Repeat the material below word for word and leave out all pictures.

** start of Supplied material **

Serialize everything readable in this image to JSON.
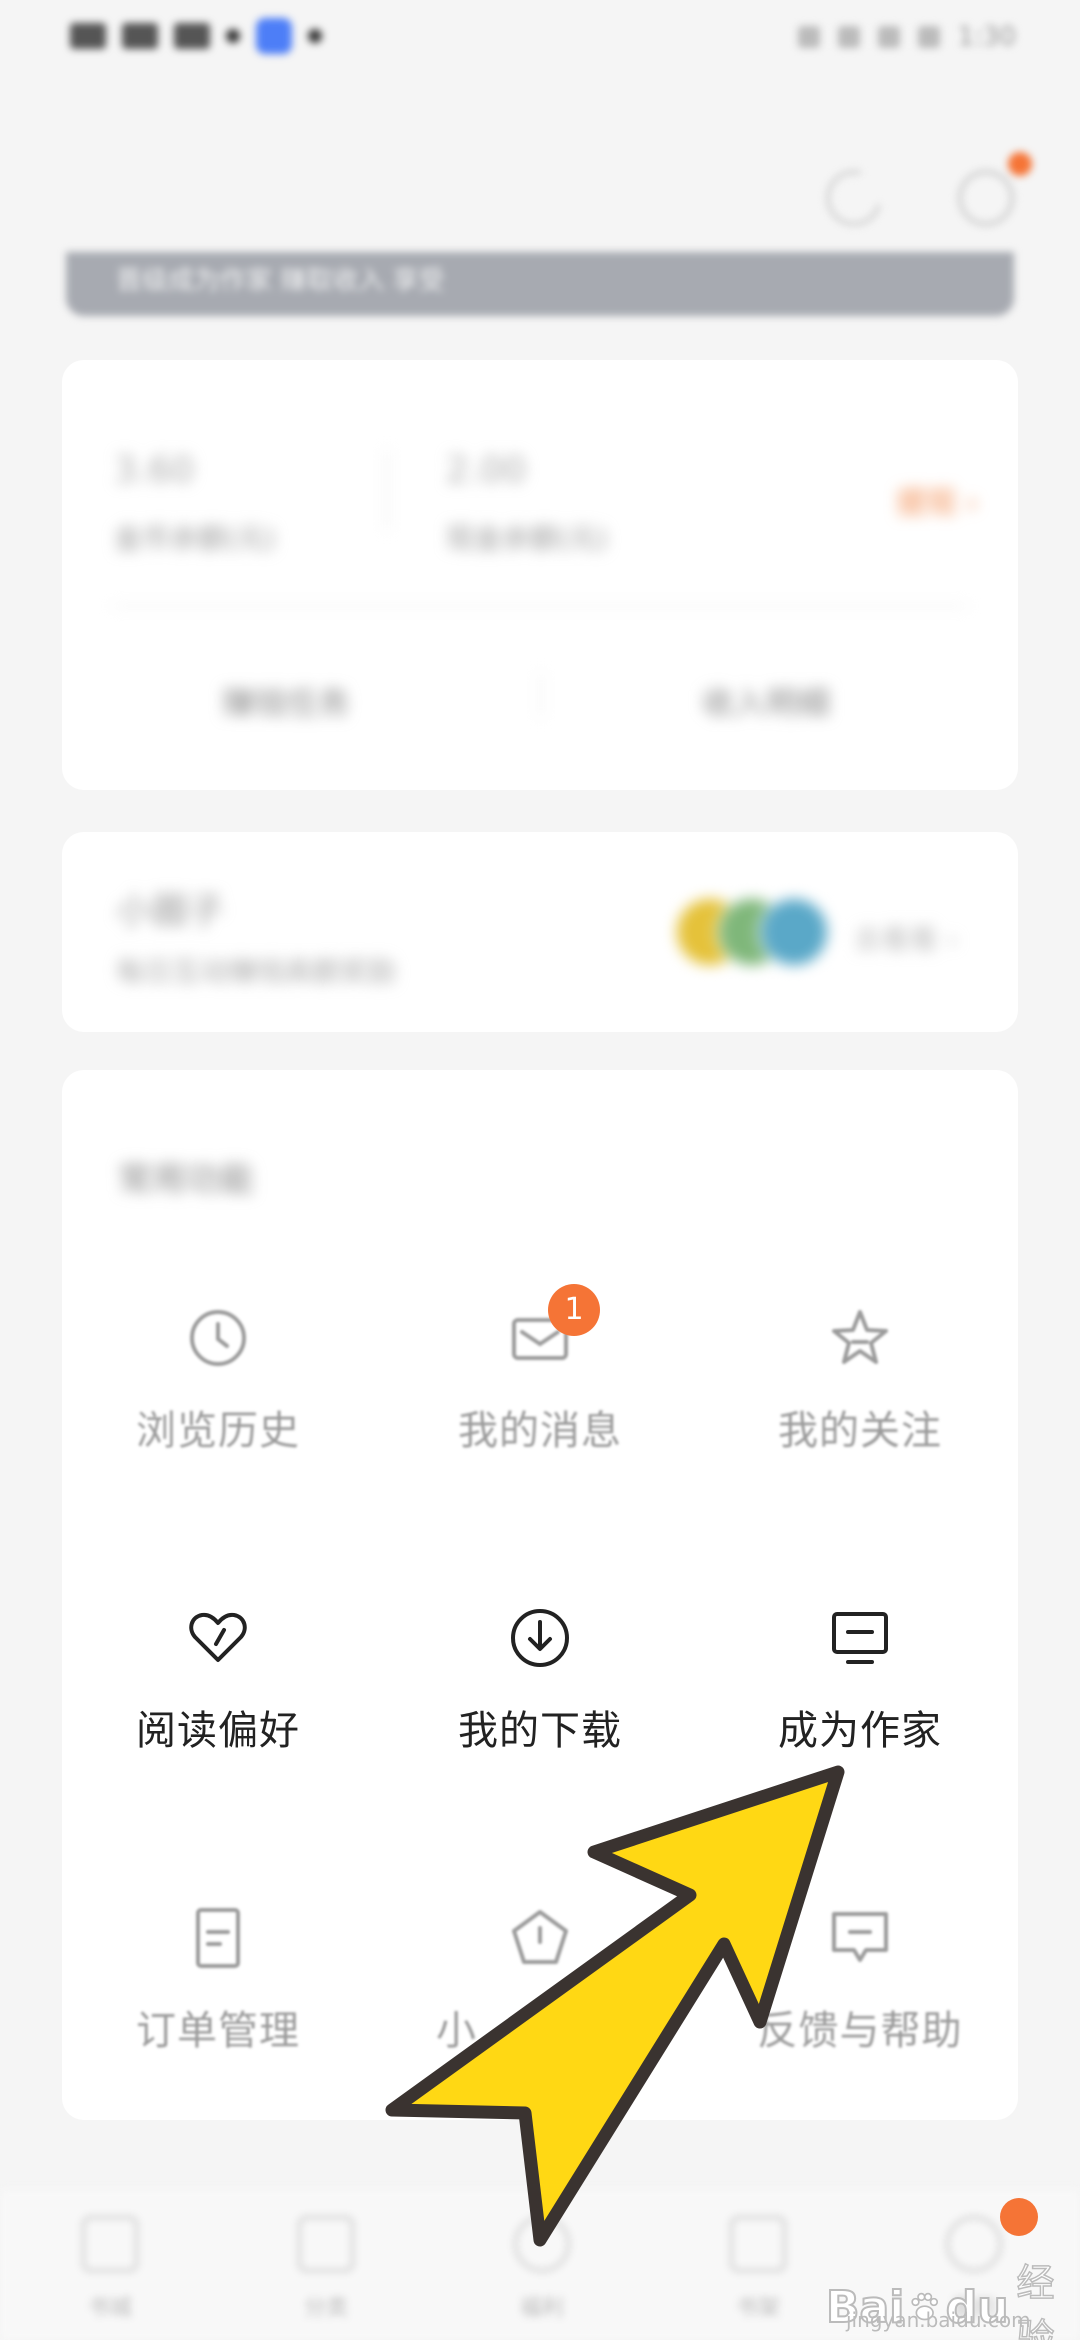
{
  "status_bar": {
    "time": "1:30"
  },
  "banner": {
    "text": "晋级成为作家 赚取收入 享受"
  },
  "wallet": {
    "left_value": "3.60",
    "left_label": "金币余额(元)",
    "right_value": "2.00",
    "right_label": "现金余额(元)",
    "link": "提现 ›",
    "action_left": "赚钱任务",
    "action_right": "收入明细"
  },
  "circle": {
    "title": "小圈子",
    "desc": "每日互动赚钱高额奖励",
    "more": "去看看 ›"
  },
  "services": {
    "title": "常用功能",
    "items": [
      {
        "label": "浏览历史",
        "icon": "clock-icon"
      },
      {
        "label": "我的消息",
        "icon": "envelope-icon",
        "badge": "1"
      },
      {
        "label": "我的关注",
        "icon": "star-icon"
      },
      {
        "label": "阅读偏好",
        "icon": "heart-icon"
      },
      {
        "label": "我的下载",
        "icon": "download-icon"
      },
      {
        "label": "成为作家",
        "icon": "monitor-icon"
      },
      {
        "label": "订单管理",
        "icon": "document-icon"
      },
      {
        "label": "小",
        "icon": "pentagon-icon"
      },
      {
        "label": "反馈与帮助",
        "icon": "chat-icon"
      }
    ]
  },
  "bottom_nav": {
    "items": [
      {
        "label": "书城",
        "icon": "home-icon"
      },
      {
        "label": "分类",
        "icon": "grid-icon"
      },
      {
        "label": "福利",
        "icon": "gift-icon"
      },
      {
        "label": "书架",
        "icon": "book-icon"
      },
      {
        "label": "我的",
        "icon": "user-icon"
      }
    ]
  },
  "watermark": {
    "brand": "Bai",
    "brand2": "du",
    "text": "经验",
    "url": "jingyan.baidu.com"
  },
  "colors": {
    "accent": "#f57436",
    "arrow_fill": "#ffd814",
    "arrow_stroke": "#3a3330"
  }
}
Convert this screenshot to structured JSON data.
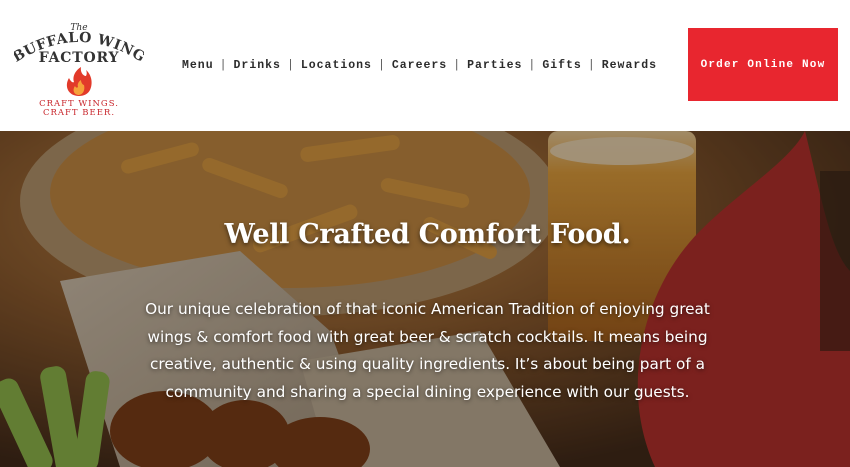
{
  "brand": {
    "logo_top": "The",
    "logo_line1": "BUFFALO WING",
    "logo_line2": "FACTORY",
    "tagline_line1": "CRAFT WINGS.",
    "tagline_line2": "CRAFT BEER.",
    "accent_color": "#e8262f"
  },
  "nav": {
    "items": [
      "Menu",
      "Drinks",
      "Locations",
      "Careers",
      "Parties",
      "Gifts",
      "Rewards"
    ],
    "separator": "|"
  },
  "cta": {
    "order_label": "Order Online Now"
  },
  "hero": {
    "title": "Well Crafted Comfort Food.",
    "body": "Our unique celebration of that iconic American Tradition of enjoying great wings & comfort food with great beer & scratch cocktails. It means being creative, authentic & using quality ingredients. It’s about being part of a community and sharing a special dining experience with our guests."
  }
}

** end of Supplied material **

■ Solved exercise:
Serialize everything readable in this image to JSON.
{
  "status_bar": {
    "time": "1:30"
  },
  "banner": {
    "text": "晋级成为作家 赚取收入 享受"
  },
  "wallet": {
    "left_value": "3.60",
    "left_label": "金币余额(元)",
    "right_value": "2.00",
    "right_label": "现金余额(元)",
    "link": "提现 ›",
    "action_left": "赚钱任务",
    "action_right": "收入明细"
  },
  "circle": {
    "title": "小圈子",
    "desc": "每日互动赚钱高额奖励",
    "more": "去看看 ›"
  },
  "services": {
    "title": "常用功能",
    "items": [
      {
        "label": "浏览历史",
        "icon": "clock-icon"
      },
      {
        "label": "我的消息",
        "icon": "envelope-icon",
        "badge": "1"
      },
      {
        "label": "我的关注",
        "icon": "star-icon"
      },
      {
        "label": "阅读偏好",
        "icon": "heart-icon"
      },
      {
        "label": "我的下载",
        "icon": "download-icon"
      },
      {
        "label": "成为作家",
        "icon": "monitor-icon"
      },
      {
        "label": "订单管理",
        "icon": "document-icon"
      },
      {
        "label": "小",
        "icon": "pentagon-icon"
      },
      {
        "label": "反馈与帮助",
        "icon": "chat-icon"
      }
    ]
  },
  "bottom_nav": {
    "items": [
      {
        "label": "书城",
        "icon": "home-icon"
      },
      {
        "label": "分类",
        "icon": "grid-icon"
      },
      {
        "label": "福利",
        "icon": "gift-icon"
      },
      {
        "label": "书架",
        "icon": "book-icon"
      },
      {
        "label": "我的",
        "icon": "user-icon"
      }
    ]
  },
  "watermark": {
    "brand": "Bai",
    "brand2": "du",
    "text": "经验",
    "url": "jingyan.baidu.com"
  },
  "colors": {
    "accent": "#f57436",
    "arrow_fill": "#ffd814",
    "arrow_stroke": "#3a3330"
  }
}
Convert this screenshot to structured JSON data.
{
  "brand": {
    "logo_top": "The",
    "logo_line1": "BUFFALO WING",
    "logo_line2": "FACTORY",
    "tagline_line1": "CRAFT WINGS.",
    "tagline_line2": "CRAFT BEER.",
    "accent_color": "#e8262f"
  },
  "nav": {
    "items": [
      "Menu",
      "Drinks",
      "Locations",
      "Careers",
      "Parties",
      "Gifts",
      "Rewards"
    ],
    "separator": "|"
  },
  "cta": {
    "order_label": "Order Online Now"
  },
  "hero": {
    "title": "Well Crafted Comfort Food.",
    "body": "Our unique celebration of that iconic American Tradition of enjoying great wings & comfort food with great beer & scratch cocktails. It means being creative, authentic & using quality ingredients. It’s about being part of a community and sharing a special dining experience with our guests."
  }
}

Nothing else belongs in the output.